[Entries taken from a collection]

• • •

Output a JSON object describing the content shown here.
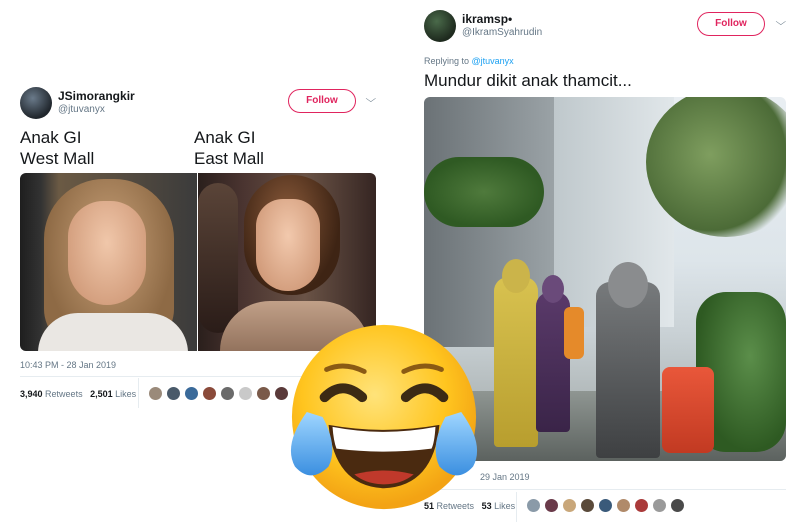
{
  "tweet1": {
    "name": "JSimorangkir",
    "handle": "@jtuvanyx",
    "follow_label": "Follow",
    "text_left": "Anak GI\nWest Mall",
    "text_right": "Anak GI\nEast Mall",
    "timestamp": "10:43 PM - 28 Jan 2019",
    "retweets": "3,940",
    "retweets_label": "Retweets",
    "likes": "2,501",
    "likes_label": "Likes"
  },
  "tweet2": {
    "name": "ikramsp•",
    "handle": "@IkramSyahrudin",
    "follow_label": "Follow",
    "replying_prefix": "Replying to ",
    "replying_to": "@jtuvanyx",
    "text": "Mundur dikit anak thamcit...",
    "timestamp": "29 Jan 2019",
    "retweets": "51",
    "retweets_label": "Retweets",
    "likes": "53",
    "likes_label": "Likes"
  },
  "colors": {
    "accent": "#e0245e",
    "link": "#1da1f2",
    "muted": "#657786"
  },
  "icons": {
    "more": "chevron-down-icon",
    "emoji": "face-with-tears-of-joy"
  }
}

• • •

**Problem details:**
All records should be output exactly, with the pictures left out.

**Expected answer:**
Output a JSON object describing the content shown here.
{
  "tweet1": {
    "name": "JSimorangkir",
    "handle": "@jtuvanyx",
    "follow_label": "Follow",
    "text_left": "Anak GI\nWest Mall",
    "text_right": "Anak GI\nEast Mall",
    "timestamp": "10:43 PM - 28 Jan 2019",
    "retweets": "3,940",
    "retweets_label": "Retweets",
    "likes": "2,501",
    "likes_label": "Likes"
  },
  "tweet2": {
    "name": "ikramsp•",
    "handle": "@IkramSyahrudin",
    "follow_label": "Follow",
    "replying_prefix": "Replying to ",
    "replying_to": "@jtuvanyx",
    "text": "Mundur dikit anak thamcit...",
    "timestamp": "29 Jan 2019",
    "retweets": "51",
    "retweets_label": "Retweets",
    "likes": "53",
    "likes_label": "Likes"
  },
  "colors": {
    "accent": "#e0245e",
    "link": "#1da1f2",
    "muted": "#657786"
  },
  "icons": {
    "more": "chevron-down-icon",
    "emoji": "face-with-tears-of-joy"
  }
}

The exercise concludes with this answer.